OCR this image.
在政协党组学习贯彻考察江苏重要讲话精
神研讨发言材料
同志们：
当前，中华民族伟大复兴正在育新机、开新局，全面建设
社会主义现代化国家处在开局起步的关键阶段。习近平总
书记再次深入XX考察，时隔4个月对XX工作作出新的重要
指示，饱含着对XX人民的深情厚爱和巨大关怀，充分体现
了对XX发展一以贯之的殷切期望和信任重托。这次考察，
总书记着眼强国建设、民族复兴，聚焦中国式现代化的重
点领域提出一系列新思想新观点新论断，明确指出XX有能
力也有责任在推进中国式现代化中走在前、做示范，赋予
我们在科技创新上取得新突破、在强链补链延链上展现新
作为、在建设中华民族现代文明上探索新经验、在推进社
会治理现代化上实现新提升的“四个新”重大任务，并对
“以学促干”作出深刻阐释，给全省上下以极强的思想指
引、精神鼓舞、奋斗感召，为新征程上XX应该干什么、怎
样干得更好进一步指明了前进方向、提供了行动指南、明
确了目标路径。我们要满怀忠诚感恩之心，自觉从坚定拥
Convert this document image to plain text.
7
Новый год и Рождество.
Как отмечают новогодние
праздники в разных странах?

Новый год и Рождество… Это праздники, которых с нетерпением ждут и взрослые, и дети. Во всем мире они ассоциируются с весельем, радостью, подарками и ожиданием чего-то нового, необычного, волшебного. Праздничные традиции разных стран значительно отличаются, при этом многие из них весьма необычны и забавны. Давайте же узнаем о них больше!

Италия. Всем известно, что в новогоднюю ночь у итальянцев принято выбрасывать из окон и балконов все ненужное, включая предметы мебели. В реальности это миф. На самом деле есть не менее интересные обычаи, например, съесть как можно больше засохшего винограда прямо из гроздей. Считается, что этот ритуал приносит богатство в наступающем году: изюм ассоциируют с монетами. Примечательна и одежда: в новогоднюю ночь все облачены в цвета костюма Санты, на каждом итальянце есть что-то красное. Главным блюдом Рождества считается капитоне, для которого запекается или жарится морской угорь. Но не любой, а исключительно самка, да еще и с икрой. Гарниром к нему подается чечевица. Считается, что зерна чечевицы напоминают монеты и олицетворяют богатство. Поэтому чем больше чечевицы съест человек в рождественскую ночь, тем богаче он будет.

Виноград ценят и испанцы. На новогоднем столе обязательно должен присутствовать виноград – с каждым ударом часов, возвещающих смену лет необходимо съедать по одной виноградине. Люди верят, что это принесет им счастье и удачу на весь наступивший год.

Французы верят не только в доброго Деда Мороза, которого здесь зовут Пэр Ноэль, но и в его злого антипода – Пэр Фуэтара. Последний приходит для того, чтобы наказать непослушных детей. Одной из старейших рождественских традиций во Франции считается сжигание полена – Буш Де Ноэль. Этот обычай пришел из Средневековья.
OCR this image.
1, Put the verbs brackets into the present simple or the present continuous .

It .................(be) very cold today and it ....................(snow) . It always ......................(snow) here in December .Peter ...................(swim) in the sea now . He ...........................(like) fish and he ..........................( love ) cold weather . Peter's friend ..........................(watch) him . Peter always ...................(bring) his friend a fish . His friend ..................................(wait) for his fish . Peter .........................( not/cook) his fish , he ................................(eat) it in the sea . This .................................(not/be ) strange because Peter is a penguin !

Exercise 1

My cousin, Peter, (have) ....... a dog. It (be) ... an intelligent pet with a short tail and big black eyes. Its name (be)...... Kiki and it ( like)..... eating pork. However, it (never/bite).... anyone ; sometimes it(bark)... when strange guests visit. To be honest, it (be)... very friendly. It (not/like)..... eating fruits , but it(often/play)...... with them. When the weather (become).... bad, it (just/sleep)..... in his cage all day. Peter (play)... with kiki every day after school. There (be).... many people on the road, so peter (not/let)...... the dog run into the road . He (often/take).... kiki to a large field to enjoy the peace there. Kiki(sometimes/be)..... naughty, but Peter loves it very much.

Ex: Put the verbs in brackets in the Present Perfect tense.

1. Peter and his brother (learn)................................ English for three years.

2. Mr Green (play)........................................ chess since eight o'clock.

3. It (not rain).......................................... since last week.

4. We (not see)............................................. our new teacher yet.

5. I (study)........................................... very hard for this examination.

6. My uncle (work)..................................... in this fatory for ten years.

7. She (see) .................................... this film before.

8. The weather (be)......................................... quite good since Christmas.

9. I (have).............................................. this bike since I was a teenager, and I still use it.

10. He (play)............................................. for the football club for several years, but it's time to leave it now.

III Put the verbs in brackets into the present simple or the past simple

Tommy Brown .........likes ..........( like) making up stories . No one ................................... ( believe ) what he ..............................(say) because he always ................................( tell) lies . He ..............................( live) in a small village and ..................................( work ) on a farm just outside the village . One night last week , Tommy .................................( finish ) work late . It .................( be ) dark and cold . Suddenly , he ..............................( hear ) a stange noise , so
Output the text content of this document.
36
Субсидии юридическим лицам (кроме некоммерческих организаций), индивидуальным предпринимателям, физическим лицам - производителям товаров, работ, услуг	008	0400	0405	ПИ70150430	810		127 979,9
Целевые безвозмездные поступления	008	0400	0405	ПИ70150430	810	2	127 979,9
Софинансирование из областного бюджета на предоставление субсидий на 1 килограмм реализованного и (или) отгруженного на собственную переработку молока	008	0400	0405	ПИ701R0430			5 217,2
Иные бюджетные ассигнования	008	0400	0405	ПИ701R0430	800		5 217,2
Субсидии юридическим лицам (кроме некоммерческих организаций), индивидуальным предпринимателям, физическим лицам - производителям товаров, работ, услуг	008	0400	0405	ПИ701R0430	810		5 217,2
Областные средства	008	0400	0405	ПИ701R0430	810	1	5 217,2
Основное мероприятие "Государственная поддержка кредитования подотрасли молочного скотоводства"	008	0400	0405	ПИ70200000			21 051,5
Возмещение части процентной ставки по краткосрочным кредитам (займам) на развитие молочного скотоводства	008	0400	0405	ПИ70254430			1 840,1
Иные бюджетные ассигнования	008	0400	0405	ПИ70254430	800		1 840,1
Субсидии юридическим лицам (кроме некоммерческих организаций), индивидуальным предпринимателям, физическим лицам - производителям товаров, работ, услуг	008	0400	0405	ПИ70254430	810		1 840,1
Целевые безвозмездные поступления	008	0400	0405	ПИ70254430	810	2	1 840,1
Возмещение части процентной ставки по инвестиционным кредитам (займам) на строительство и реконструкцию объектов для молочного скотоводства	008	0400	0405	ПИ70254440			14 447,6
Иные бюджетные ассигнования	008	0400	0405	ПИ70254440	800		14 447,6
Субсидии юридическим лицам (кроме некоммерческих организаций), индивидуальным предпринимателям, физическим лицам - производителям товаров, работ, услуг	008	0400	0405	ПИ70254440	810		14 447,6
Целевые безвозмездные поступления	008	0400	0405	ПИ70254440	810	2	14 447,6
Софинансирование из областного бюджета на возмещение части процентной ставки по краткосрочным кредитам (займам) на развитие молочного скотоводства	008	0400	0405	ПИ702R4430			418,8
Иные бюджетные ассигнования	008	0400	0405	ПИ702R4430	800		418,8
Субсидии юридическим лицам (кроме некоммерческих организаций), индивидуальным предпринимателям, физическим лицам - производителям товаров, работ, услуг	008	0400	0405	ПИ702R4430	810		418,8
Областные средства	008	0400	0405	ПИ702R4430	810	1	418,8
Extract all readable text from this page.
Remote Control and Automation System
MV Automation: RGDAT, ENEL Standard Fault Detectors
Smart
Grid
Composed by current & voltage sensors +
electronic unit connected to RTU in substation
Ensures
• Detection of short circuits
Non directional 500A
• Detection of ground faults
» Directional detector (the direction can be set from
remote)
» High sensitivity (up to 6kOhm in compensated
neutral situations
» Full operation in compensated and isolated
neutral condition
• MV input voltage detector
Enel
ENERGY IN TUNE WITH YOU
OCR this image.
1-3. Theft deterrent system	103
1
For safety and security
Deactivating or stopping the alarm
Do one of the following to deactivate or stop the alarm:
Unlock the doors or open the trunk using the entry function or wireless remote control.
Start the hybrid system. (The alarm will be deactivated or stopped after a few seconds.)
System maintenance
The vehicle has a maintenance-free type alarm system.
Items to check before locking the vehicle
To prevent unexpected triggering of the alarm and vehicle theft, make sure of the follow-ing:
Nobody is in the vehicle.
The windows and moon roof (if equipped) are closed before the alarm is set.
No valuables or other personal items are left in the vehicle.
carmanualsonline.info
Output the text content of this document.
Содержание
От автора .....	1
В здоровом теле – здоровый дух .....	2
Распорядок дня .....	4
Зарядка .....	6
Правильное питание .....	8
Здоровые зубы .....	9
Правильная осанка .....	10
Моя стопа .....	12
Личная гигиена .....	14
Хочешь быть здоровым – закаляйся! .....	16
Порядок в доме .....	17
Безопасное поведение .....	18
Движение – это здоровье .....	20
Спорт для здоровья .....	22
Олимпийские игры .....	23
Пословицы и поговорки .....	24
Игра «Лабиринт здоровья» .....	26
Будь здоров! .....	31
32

→ REQUEST: Copy out every line in the entries above that holds "from".

→ EXERCISE RESPONSE:
Extract all readable text from this page.
» Directional detector (the direction can be set from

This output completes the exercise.